* Requirement *
Check each line of the records below and collect those that include the word "Aspekte".

──────────

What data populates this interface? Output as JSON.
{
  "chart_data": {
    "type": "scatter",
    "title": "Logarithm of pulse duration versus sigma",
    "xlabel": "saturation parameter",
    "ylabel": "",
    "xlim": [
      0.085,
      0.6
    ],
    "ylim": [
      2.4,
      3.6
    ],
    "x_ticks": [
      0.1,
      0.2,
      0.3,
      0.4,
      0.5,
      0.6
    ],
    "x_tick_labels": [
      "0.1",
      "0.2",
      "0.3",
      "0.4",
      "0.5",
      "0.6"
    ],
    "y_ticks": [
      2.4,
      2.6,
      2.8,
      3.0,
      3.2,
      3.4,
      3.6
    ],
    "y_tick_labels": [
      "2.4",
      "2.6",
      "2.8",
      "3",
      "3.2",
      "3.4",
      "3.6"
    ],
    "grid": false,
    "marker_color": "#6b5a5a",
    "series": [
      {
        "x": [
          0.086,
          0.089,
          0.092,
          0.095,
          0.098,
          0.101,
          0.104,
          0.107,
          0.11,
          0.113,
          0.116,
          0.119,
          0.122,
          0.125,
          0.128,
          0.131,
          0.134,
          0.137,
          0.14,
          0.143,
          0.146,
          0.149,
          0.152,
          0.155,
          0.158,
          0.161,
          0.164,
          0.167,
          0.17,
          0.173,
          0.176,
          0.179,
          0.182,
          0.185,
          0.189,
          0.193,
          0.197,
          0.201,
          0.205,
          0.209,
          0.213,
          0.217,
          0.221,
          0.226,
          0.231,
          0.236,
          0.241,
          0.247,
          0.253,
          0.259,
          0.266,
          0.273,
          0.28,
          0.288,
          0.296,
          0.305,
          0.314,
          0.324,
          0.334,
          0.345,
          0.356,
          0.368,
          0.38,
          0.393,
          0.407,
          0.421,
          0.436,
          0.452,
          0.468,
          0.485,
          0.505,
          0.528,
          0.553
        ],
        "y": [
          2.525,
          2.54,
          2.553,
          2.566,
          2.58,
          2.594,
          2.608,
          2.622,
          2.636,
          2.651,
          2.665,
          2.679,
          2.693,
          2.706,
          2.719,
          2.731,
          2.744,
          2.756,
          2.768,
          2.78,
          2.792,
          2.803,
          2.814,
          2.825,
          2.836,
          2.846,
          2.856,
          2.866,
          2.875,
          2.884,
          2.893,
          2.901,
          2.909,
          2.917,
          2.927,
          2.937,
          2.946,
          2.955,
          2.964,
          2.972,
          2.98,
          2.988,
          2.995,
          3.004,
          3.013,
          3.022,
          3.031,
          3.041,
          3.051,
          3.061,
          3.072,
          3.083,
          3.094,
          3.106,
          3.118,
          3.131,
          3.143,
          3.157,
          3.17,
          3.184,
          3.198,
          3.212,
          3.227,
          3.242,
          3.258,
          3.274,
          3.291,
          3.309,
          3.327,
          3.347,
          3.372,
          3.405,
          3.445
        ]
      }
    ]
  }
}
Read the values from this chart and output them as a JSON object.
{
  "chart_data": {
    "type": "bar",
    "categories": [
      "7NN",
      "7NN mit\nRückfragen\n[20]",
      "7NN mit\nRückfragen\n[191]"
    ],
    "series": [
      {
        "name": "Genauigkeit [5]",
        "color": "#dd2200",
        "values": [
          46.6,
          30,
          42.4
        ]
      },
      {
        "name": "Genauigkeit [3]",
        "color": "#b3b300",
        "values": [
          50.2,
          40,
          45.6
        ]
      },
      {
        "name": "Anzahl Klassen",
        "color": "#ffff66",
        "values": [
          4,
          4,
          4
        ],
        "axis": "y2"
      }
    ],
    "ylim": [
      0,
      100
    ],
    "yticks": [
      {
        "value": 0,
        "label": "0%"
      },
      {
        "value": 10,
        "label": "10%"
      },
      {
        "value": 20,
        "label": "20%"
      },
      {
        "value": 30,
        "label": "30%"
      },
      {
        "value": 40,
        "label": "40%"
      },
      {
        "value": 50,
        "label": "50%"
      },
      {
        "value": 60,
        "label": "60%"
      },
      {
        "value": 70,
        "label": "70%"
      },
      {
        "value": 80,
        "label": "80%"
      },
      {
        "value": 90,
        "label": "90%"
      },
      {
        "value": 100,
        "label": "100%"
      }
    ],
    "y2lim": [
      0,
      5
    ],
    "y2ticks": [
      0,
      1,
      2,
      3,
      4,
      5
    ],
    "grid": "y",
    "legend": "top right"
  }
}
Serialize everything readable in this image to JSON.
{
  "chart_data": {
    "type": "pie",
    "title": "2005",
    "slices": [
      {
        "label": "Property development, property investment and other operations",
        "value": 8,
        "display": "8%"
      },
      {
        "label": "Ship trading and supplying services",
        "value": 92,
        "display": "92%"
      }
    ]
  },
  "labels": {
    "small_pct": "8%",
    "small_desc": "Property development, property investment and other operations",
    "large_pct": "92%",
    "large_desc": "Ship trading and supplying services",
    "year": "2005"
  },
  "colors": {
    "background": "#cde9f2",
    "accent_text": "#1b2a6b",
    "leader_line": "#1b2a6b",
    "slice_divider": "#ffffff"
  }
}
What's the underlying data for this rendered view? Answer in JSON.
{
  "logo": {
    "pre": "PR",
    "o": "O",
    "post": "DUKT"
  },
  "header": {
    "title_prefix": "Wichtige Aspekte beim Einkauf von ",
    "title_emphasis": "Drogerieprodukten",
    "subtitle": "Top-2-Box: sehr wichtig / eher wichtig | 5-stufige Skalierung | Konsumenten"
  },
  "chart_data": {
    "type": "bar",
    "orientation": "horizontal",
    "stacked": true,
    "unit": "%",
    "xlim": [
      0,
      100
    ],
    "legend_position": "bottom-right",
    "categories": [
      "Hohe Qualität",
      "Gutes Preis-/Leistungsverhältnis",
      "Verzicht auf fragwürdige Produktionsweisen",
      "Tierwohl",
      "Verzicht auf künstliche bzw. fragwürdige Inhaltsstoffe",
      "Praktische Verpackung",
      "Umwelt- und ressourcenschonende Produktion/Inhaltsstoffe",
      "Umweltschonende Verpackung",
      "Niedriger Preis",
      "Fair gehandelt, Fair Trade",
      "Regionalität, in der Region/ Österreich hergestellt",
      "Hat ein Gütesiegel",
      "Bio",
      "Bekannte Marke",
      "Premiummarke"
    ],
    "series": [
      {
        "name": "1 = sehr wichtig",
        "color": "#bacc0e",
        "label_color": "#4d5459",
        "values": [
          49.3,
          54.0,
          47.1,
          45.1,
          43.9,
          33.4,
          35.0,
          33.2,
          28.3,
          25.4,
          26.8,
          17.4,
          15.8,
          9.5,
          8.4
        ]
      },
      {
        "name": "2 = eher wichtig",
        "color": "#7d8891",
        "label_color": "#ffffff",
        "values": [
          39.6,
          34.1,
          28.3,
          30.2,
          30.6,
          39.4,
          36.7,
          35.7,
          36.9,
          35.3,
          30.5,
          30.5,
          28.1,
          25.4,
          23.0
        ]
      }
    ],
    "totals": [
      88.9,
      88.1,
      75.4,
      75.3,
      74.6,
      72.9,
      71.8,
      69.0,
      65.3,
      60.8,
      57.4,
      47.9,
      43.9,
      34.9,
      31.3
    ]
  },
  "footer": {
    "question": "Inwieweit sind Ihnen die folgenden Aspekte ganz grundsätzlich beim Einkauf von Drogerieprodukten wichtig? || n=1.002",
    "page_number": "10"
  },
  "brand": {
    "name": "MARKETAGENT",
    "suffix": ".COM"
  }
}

──────────

* Output of the task *
    "title_prefix": "Wichtige Aspekte beim Einkauf von ",
    "question": "Inwieweit sind Ihnen die folgenden Aspekte ganz grundsätzlich beim Einkauf von Drogerieprodukten wichtig? || n=1.002",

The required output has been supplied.